Record list:
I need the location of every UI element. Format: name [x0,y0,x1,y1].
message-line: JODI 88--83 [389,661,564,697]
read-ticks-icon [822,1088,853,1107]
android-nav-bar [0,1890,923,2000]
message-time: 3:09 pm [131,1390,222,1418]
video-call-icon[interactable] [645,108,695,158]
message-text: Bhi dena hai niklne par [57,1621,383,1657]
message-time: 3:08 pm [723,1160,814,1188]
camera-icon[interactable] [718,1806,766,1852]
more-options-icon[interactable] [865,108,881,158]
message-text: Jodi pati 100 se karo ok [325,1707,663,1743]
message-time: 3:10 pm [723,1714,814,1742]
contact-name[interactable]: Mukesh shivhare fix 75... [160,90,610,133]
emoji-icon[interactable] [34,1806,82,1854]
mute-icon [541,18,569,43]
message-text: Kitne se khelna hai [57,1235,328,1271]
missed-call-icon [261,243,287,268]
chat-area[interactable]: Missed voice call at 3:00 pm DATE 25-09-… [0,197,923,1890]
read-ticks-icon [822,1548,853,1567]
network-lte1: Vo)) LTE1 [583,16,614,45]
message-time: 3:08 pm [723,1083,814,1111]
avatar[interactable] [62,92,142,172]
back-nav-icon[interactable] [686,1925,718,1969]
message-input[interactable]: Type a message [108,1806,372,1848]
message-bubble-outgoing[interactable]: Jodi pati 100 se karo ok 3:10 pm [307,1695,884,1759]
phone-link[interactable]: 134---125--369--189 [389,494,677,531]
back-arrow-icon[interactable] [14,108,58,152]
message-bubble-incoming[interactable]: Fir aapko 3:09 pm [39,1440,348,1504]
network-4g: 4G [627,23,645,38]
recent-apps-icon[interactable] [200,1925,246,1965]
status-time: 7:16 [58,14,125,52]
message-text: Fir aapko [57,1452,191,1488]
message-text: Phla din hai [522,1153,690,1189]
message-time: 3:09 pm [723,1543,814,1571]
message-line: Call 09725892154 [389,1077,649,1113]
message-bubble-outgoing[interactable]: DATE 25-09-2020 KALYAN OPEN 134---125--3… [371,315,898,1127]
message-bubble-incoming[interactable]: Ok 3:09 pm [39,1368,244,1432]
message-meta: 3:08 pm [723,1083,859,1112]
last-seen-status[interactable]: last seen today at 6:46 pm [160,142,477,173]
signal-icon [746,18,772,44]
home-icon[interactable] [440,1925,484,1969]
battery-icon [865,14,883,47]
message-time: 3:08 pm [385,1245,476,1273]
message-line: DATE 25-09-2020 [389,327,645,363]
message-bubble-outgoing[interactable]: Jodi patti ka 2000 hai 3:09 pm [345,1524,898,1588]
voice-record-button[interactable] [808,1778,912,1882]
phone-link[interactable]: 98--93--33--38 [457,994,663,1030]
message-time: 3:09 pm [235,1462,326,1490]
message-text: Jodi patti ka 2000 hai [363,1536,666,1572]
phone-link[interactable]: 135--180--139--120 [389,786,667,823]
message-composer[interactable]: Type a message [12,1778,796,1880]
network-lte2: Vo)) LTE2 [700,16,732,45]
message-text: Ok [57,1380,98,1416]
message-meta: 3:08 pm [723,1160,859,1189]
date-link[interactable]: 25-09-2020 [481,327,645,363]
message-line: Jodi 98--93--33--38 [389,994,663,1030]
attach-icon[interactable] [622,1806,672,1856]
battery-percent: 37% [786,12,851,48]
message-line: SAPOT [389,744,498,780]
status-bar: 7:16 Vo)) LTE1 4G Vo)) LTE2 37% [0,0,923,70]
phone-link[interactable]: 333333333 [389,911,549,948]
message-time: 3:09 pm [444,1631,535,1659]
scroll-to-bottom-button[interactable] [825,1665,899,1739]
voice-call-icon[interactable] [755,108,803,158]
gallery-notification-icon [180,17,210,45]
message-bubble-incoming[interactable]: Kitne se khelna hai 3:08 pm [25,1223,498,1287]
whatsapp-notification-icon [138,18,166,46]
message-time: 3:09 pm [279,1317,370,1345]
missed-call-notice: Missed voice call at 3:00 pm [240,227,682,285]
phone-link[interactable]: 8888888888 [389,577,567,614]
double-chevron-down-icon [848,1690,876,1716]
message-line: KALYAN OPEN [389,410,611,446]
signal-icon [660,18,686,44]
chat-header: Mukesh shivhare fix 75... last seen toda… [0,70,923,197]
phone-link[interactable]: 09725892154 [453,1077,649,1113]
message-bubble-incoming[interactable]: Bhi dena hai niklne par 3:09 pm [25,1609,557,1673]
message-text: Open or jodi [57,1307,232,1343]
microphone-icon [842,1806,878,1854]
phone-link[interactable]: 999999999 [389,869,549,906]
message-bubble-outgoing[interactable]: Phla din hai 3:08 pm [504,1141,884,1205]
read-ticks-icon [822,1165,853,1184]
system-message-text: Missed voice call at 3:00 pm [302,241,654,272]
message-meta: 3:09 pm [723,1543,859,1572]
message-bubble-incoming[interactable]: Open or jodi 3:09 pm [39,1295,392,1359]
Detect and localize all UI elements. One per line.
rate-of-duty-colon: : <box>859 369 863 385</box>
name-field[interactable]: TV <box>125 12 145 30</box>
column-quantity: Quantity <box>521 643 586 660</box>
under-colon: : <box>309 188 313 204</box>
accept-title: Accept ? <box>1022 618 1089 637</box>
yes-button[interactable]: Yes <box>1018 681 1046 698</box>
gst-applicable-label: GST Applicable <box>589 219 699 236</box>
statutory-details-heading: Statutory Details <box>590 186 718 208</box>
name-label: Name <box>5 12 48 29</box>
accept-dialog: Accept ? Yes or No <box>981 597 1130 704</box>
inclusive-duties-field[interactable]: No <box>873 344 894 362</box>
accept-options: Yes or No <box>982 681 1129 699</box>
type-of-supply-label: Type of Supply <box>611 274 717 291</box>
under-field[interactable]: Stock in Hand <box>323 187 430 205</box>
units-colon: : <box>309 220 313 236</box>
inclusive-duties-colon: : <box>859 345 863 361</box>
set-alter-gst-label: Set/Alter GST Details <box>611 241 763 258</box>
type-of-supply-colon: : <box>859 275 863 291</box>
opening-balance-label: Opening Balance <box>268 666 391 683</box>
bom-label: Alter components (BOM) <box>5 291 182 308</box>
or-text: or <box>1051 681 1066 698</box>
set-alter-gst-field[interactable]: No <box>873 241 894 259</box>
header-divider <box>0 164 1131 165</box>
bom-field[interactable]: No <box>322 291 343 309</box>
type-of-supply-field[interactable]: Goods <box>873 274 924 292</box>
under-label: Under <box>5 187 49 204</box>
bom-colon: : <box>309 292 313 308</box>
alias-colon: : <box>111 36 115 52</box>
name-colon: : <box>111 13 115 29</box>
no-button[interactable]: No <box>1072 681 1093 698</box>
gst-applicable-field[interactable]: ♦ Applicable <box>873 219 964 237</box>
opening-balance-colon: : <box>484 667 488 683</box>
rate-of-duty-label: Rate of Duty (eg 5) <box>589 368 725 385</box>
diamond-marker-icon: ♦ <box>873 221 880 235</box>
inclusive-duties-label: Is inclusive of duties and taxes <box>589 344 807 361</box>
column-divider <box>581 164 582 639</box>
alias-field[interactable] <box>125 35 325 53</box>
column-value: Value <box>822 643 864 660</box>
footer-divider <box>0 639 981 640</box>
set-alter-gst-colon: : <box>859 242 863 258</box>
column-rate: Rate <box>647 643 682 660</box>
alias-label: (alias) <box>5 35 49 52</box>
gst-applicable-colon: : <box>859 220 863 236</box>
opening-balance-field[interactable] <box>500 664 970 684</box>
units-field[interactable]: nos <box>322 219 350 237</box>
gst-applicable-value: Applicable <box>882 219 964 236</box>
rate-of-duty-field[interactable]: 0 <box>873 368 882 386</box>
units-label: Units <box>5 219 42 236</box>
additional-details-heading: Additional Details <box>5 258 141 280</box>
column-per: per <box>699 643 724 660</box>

Requirement: Copy the items word for word, starting with the first line and stopping after the line that contains "message-text: Bhi dena".

Exercise answer:
I need the location of every UI element. Format: name [x0,y0,x1,y1].
message-line: JODI 88--83 [389,661,564,697]
read-ticks-icon [822,1088,853,1107]
android-nav-bar [0,1890,923,2000]
message-time: 3:09 pm [131,1390,222,1418]
video-call-icon[interactable] [645,108,695,158]
message-text: Bhi dena hai niklne par [57,1621,383,1657]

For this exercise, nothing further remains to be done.